§ **YOUR INSTRUCTIONS**
Copy out all lines in the data below containing the string "text".

[Extracted data entries]

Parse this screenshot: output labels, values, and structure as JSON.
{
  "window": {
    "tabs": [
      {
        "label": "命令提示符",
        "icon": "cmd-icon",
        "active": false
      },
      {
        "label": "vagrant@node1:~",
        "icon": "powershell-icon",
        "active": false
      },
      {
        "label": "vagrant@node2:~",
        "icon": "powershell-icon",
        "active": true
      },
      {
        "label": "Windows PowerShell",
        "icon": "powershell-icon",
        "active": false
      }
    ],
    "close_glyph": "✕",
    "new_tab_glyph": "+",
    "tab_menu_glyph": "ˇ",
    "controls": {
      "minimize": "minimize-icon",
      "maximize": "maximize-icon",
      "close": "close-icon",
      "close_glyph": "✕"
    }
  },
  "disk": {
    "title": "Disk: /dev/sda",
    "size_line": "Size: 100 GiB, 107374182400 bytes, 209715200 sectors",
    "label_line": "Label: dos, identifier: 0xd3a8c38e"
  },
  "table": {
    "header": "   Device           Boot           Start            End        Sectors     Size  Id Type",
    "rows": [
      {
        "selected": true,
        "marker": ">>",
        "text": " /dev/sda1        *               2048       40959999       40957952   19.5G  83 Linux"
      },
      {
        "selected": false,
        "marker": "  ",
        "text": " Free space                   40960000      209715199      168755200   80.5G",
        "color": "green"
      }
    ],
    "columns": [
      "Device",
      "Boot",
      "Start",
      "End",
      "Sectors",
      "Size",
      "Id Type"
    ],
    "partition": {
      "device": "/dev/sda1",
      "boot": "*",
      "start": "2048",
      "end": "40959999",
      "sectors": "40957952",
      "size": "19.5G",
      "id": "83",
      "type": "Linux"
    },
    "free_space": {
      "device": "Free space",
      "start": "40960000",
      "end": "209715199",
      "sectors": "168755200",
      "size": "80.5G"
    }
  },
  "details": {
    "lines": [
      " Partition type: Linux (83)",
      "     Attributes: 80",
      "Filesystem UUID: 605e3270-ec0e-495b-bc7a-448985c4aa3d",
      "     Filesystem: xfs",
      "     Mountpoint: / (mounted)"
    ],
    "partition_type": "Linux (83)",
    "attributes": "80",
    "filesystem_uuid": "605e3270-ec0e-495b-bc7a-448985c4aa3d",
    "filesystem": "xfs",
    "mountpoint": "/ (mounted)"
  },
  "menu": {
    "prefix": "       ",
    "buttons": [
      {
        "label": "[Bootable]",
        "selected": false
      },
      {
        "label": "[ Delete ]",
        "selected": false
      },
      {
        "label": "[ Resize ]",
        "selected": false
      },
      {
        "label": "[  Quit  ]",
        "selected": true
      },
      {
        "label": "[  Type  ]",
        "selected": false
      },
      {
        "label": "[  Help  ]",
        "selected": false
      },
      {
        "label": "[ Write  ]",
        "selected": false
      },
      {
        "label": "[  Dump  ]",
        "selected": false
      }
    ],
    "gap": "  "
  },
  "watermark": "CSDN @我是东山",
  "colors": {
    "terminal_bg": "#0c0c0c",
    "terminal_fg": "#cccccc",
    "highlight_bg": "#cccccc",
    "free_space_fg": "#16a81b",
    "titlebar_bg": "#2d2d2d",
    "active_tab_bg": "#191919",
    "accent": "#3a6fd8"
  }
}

§ **RESPONSE BELOW**
        "text": " /dev/sda1        *               2048       40959999       40957952   19.5G  83 Linux"
        "text": " Free space                   40960000      209715199      168755200   80.5G",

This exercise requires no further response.